> **Information given**
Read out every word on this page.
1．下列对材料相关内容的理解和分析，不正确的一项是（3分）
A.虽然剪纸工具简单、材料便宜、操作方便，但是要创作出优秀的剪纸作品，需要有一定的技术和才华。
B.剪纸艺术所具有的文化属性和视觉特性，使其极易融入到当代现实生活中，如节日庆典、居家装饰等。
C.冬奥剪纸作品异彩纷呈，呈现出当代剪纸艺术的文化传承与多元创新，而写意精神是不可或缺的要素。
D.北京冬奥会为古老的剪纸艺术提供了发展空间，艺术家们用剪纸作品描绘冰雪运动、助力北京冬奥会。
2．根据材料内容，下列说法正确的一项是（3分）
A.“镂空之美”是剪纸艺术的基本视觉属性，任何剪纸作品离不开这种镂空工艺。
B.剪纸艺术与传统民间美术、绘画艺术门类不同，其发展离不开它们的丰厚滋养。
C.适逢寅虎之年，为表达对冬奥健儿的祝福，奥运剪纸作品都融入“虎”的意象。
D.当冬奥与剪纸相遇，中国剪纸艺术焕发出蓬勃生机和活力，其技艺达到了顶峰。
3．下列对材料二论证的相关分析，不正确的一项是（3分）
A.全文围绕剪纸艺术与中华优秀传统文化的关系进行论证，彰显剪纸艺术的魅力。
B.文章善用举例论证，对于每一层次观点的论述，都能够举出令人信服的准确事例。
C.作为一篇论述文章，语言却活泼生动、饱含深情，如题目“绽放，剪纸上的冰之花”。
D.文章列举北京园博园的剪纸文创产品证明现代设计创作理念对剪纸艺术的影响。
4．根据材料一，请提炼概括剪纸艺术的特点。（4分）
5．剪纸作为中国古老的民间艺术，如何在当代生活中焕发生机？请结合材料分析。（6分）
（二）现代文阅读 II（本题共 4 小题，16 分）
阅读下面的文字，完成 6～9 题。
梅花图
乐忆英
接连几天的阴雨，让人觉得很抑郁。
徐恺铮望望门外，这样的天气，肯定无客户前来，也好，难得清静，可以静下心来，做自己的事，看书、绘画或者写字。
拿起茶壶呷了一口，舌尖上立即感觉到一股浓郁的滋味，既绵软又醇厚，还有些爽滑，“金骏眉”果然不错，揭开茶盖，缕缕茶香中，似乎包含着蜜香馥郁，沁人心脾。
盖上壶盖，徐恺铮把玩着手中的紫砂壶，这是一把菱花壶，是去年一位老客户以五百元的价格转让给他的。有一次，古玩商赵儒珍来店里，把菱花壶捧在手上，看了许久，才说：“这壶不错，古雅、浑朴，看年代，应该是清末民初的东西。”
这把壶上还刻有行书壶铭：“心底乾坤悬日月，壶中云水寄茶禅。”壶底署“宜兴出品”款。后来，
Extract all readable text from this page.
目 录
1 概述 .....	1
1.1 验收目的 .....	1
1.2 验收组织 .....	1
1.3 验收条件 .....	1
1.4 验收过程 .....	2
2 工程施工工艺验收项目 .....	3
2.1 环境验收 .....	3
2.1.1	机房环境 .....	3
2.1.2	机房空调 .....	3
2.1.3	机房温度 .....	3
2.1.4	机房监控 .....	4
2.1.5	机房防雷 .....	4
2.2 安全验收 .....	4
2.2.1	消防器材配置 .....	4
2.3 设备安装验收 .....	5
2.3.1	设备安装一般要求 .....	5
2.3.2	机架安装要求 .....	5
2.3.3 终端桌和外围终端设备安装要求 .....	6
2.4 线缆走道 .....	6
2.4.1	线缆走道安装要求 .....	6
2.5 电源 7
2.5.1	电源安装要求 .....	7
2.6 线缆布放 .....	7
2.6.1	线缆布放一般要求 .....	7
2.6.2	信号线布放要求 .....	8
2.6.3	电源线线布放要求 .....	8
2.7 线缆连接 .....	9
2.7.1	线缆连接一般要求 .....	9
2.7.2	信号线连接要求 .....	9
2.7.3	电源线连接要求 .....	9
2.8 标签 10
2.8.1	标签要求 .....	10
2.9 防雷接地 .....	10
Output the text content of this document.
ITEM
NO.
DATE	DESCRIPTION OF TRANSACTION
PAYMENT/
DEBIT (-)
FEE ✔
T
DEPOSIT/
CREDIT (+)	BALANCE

> **The problem**
Extract all of the data shown above and repeat it verbatim.

> **Result for this exercise**
Read out every word on this page.
1．下列对材料相关内容的理解和分析，不正确的一项是（3分）
A.虽然剪纸工具简单、材料便宜、操作方便，但是要创作出优秀的剪纸作品，需要有一定的技术和才华。
B.剪纸艺术所具有的文化属性和视觉特性，使其极易融入到当代现实生活中，如节日庆典、居家装饰等。
C.冬奥剪纸作品异彩纷呈，呈现出当代剪纸艺术的文化传承与多元创新，而写意精神是不可或缺的要素。
D.北京冬奥会为古老的剪纸艺术提供了发展空间，艺术家们用剪纸作品描绘冰雪运动、助力北京冬奥会。
2．根据材料内容，下列说法正确的一项是（3分）
A.“镂空之美”是剪纸艺术的基本视觉属性，任何剪纸作品离不开这种镂空工艺。
B.剪纸艺术与传统民间美术、绘画艺术门类不同，其发展离不开它们的丰厚滋养。
C.适逢寅虎之年，为表达对冬奥健儿的祝福，奥运剪纸作品都融入“虎”的意象。
D.当冬奥与剪纸相遇，中国剪纸艺术焕发出蓬勃生机和活力，其技艺达到了顶峰。
3．下列对材料二论证的相关分析，不正确的一项是（3分）
A.全文围绕剪纸艺术与中华优秀传统文化的关系进行论证，彰显剪纸艺术的魅力。
B.文章善用举例论证，对于每一层次观点的论述，都能够举出令人信服的准确事例。
C.作为一篇论述文章，语言却活泼生动、饱含深情，如题目“绽放，剪纸上的冰之花”。
D.文章列举北京园博园的剪纸文创产品证明现代设计创作理念对剪纸艺术的影响。
4．根据材料一，请提炼概括剪纸艺术的特点。（4分）
5．剪纸作为中国古老的民间艺术，如何在当代生活中焕发生机？请结合材料分析。（6分）
（二）现代文阅读 II（本题共 4 小题，16 分）
阅读下面的文字，完成 6～9 题。
梅花图
乐忆英
接连几天的阴雨，让人觉得很抑郁。
徐恺铮望望门外，这样的天气，肯定无客户前来，也好，难得清静，可以静下心来，做自己的事，看书、绘画或者写字。
拿起茶壶呷了一口，舌尖上立即感觉到一股浓郁的滋味，既绵软又醇厚，还有些爽滑，“金骏眉”果然不错，揭开茶盖，缕缕茶香中，似乎包含着蜜香馥郁，沁人心脾。
盖上壶盖，徐恺铮把玩着手中的紫砂壶，这是一把菱花壶，是去年一位老客户以五百元的价格转让给他的。有一次，古玩商赵儒珍来店里，把菱花壶捧在手上，看了许久，才说：“这壶不错，古雅、浑朴，看年代，应该是清末民初的东西。”
这把壶上还刻有行书壶铭：“心底乾坤悬日月，壶中云水寄茶禅。”壶底署“宜兴出品”款。后来，
Extract all readable text from this page.
目 录
1 概述 .....	1
1.1 验收目的 .....	1
1.2 验收组织 .....	1
1.3 验收条件 .....	1
1.4 验收过程 .....	2
2 工程施工工艺验收项目 .....	3
2.1 环境验收 .....	3
2.1.1	机房环境 .....	3
2.1.2	机房空调 .....	3
2.1.3	机房温度 .....	3
2.1.4	机房监控 .....	4
2.1.5	机房防雷 .....	4
2.2 安全验收 .....	4
2.2.1	消防器材配置 .....	4
2.3 设备安装验收 .....	5
2.3.1	设备安装一般要求 .....	5
2.3.2	机架安装要求 .....	5
2.3.3 终端桌和外围终端设备安装要求 .....	6
2.4 线缆走道 .....	6
2.4.1	线缆走道安装要求 .....	6
2.5 电源 7
2.5.1	电源安装要求 .....	7
2.6 线缆布放 .....	7
2.6.1	线缆布放一般要求 .....	7
2.6.2	信号线布放要求 .....	8
2.6.3	电源线线布放要求 .....	8
2.7 线缆连接 .....	9
2.7.1	线缆连接一般要求 .....	9
2.7.2	信号线连接要求 .....	9
2.7.3	电源线连接要求 .....	9
2.8 标签 10
2.8.1	标签要求 .....	10
2.9 防雷接地 .....	10
Output the text content of this document.
ITEM
NO.
DATE	DESCRIPTION OF TRANSACTION
PAYMENT/
DEBIT (-)
FEE ✔
T
DEPOSIT/
CREDIT (+)	BALANCE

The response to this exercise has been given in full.